What is needed.
Copy each line of the data below exactly as it appears, keeping every character and the line order.

Data extract.
┌──

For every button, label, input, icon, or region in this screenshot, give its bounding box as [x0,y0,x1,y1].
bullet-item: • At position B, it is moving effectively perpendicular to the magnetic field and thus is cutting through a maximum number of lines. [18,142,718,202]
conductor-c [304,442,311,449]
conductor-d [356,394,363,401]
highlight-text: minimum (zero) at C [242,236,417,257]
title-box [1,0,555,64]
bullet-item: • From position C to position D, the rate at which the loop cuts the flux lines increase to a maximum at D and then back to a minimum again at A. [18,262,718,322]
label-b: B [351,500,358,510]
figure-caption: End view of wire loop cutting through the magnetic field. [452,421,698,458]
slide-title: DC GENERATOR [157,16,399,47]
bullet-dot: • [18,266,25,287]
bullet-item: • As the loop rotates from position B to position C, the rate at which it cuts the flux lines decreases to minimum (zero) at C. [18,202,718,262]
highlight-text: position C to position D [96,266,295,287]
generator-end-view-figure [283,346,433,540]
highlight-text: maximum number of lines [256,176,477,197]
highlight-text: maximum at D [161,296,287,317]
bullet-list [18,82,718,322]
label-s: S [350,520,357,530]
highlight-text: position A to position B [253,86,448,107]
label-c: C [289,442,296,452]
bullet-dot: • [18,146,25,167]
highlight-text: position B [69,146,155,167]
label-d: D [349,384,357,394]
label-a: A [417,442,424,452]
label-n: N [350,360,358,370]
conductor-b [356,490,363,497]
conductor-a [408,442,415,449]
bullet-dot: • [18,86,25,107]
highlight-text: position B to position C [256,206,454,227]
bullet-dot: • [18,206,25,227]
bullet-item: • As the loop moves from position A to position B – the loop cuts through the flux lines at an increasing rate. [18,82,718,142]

└──

Written answer.
For every button, label, input, icon, or region in this screenshot, give its bounding box as [x0,y0,x1,y1].
bullet-item: • At position B, it is moving effectively perpendicular to the magnetic field and thus is cutting through a maximum number of lines. [18,142,718,202]
conductor-c [304,442,311,449]
conductor-d [356,394,363,401]
highlight-text: minimum (zero) at C [242,236,417,257]
title-box [1,0,555,64]
bullet-item: • From position C to position D, the rate at which the loop cuts the flux lines increase to a maximum at D and then back to a minimum again at A. [18,262,718,322]
label-b: B [351,500,358,510]
figure-caption: End view of wire loop cutting through the magnetic field. [452,421,698,458]
slide-title: DC GENERATOR [157,16,399,47]
bullet-dot: • [18,266,25,287]
bullet-item: • As the loop rotates from position B to position C, the rate at which it cuts the flux lines decreases to minimum (zero) at C. [18,202,718,262]
highlight-text: position C to position D [96,266,295,287]
generator-end-view-figure [283,346,433,540]
highlight-text: maximum number of lines [256,176,477,197]
highlight-text: maximum at D [161,296,287,317]
bullet-list [18,82,718,322]
label-s: S [350,520,357,530]
highlight-text: position A to position B [253,86,448,107]
label-c: C [289,442,296,452]
bullet-dot: • [18,146,25,167]
highlight-text: position B [69,146,155,167]
label-d: D [349,384,357,394]
label-a: A [417,442,424,452]
label-n: N [350,360,358,370]
conductor-b [356,490,363,497]
conductor-a [408,442,415,449]
bullet-dot: • [18,86,25,107]
highlight-text: position B to position C [256,206,454,227]
bullet-dot: • [18,206,25,227]
bullet-item: • As the loop moves from position A to position B – the loop cuts through the flux lines at an increasing rate. [18,82,718,142]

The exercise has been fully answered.